[What you will do]: Copy out each line below that has the word "been" in it.

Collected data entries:
======
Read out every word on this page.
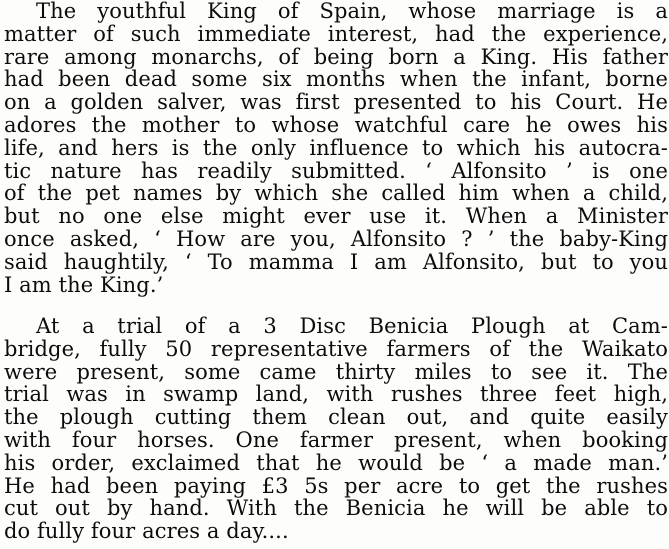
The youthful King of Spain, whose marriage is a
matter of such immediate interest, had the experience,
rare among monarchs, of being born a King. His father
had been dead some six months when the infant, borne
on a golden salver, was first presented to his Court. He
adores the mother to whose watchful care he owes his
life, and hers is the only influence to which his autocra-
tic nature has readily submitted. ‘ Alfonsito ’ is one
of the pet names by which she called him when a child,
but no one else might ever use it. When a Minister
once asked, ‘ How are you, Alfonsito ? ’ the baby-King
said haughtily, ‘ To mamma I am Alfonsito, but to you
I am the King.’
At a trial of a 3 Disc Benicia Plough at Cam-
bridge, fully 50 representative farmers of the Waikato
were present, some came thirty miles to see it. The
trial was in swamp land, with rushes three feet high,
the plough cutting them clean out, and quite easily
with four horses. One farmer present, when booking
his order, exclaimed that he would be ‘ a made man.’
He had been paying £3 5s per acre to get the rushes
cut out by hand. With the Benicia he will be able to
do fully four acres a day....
======
[Full answer]:
had been dead some six months when the infant, borne
He had been paying £3 5s per acre to get the rushes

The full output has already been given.